• The task
Leave out the pictures and reproduce all of the data exactly.
begin
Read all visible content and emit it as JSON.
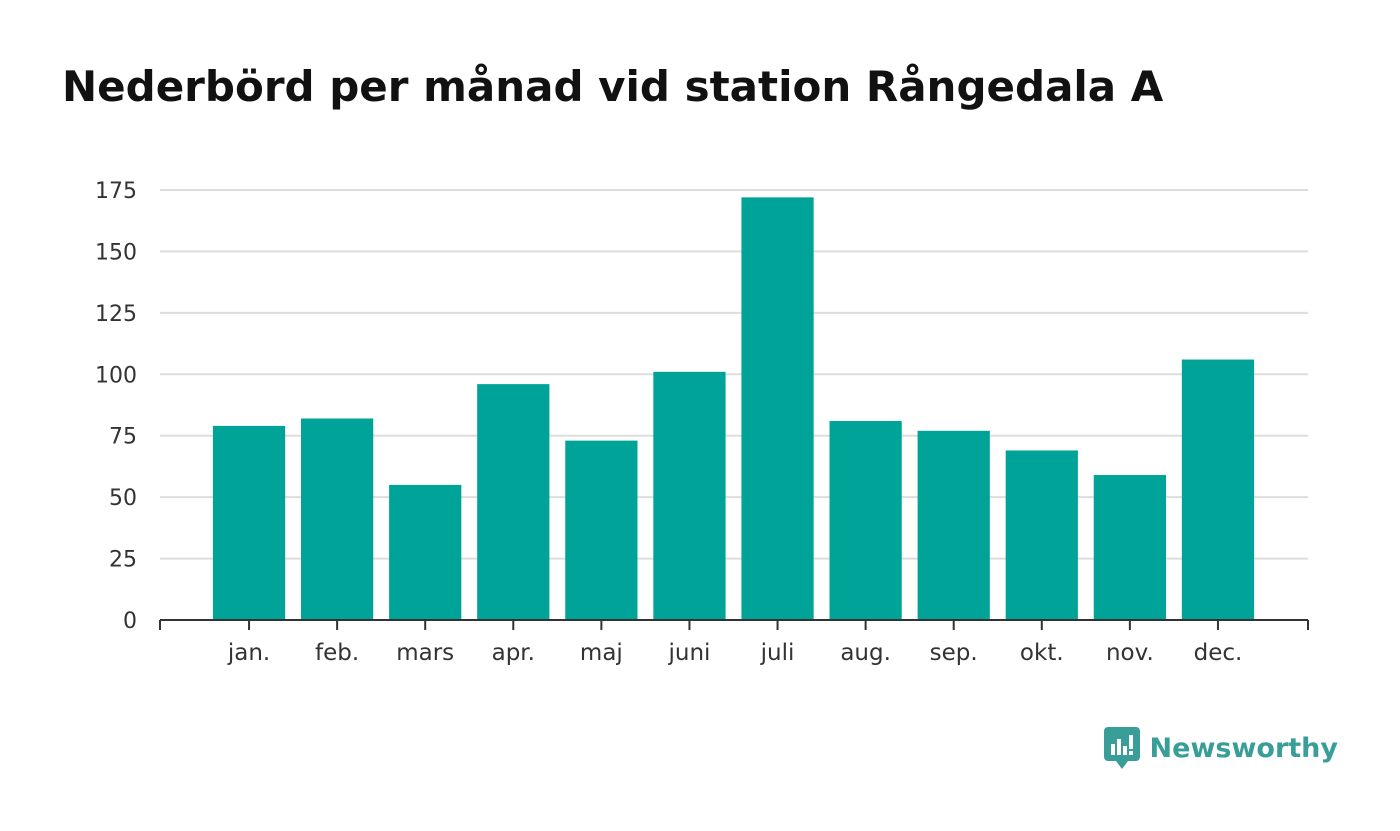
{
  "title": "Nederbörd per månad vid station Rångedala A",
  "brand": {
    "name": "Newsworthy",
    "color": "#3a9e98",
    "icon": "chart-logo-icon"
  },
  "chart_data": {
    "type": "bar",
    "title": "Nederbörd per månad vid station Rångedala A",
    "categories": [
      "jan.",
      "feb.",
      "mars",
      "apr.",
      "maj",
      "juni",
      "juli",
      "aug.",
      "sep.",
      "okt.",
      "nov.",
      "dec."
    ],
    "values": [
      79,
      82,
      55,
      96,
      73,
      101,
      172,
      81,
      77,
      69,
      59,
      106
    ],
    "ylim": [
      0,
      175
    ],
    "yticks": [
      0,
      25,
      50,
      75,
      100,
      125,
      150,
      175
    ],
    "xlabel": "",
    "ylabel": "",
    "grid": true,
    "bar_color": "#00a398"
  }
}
end
• Written response
Read all visible content and emit it as JSON.
{
  "title": "Nederbörd per månad vid station Rångedala A",
  "brand": {
    "name": "Newsworthy",
    "color": "#3a9e98",
    "icon": "chart-logo-icon"
  },
  "chart_data": {
    "type": "bar",
    "title": "Nederbörd per månad vid station Rångedala A",
    "categories": [
      "jan.",
      "feb.",
      "mars",
      "apr.",
      "maj",
      "juni",
      "juli",
      "aug.",
      "sep.",
      "okt.",
      "nov.",
      "dec."
    ],
    "values": [
      79,
      82,
      55,
      96,
      73,
      101,
      172,
      81,
      77,
      69,
      59,
      106
    ],
    "ylim": [
      0,
      175
    ],
    "yticks": [
      0,
      25,
      50,
      75,
      100,
      125,
      150,
      175
    ],
    "xlabel": "",
    "ylabel": "",
    "grid": true,
    "bar_color": "#00a398"
  }
}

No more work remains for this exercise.